Tujuan:
Ubah "plus-icon" menjadi "ikon-plus" pada bagian yang diawali baris berisi "I need the location" dan diakhiri baris berisi "svg-text:1099: 1099 [206,295,222,302]". Tuliskan kembali baris-baris itu tanpa perubahan lain.

Item yang Ditampilkan:
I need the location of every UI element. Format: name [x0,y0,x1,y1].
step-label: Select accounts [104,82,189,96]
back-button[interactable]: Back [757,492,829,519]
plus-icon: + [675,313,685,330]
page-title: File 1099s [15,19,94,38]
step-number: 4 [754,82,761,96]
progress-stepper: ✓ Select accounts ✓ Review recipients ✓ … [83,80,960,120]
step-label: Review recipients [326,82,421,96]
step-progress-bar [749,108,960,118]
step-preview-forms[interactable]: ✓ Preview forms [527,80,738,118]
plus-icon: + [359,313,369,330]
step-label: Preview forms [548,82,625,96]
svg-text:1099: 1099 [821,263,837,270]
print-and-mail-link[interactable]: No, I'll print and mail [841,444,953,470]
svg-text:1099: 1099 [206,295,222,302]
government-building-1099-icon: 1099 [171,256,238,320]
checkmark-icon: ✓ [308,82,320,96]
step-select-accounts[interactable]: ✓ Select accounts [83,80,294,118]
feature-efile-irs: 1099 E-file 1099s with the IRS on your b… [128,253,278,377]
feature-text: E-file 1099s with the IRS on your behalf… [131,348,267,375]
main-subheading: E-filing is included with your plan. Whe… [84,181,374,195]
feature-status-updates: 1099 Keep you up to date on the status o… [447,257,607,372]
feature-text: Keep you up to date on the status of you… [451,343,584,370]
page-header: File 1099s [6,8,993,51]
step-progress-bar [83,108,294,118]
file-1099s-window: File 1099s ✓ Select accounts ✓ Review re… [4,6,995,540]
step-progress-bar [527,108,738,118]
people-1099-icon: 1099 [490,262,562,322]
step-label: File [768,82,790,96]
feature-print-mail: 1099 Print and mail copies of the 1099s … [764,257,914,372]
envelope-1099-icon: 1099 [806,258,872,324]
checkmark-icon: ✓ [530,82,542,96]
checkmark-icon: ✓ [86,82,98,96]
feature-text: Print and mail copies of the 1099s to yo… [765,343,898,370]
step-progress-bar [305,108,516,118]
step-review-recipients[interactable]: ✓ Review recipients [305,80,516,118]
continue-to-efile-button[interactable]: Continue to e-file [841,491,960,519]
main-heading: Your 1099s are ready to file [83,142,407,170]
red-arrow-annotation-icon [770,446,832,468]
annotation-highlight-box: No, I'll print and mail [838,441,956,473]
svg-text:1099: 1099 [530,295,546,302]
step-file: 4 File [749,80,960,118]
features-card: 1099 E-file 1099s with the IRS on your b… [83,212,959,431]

...

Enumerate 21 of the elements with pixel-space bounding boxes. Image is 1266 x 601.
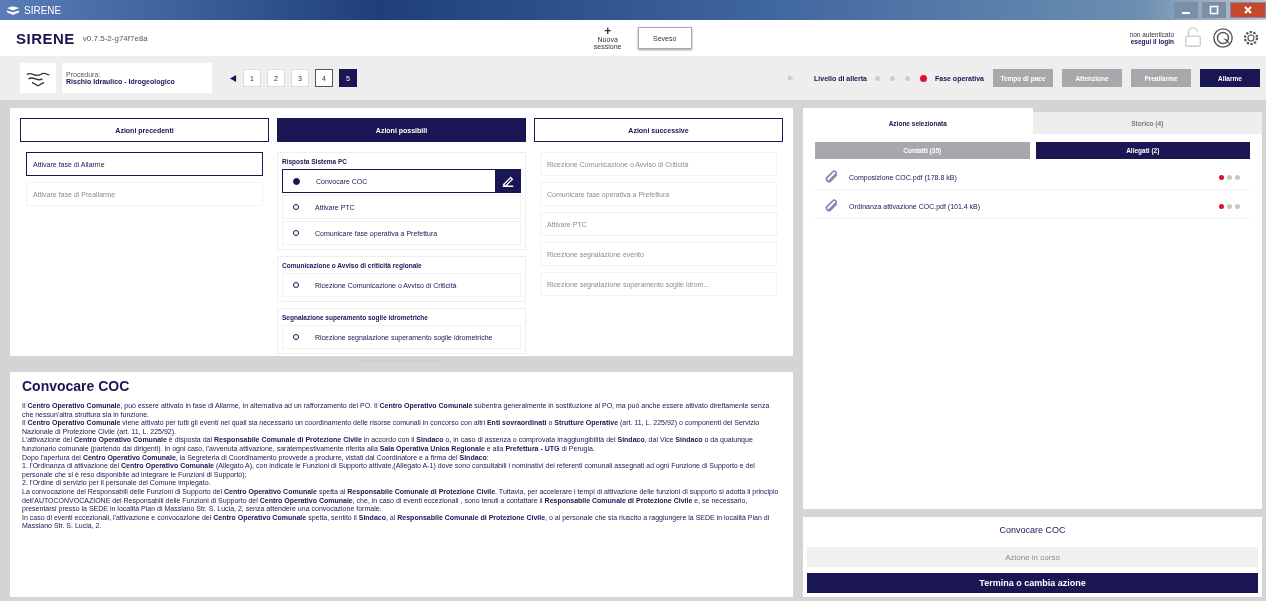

Jawaban Tugas:
I need the location of every UI element. Format: name [x0,y0,x1,y1].
step-label: Select accounts [104,82,189,96]
back-button[interactable]: Back [757,492,829,519]
ikon-plus: + [675,313,685,330]
page-title: File 1099s [15,19,94,38]
step-number: 4 [754,82,761,96]
progress-stepper: ✓ Select accounts ✓ Review recipients ✓ … [83,80,960,120]
step-label: Review recipients [326,82,421,96]
step-progress-bar [749,108,960,118]
step-preview-forms[interactable]: ✓ Preview forms [527,80,738,118]
ikon-plus: + [359,313,369,330]
step-label: Preview forms [548,82,625,96]
svg-text:1099: 1099 [821,263,837,270]
print-and-mail-link[interactable]: No, I'll print and mail [841,444,953,470]
svg-text:1099: 1099 [206,295,222,302]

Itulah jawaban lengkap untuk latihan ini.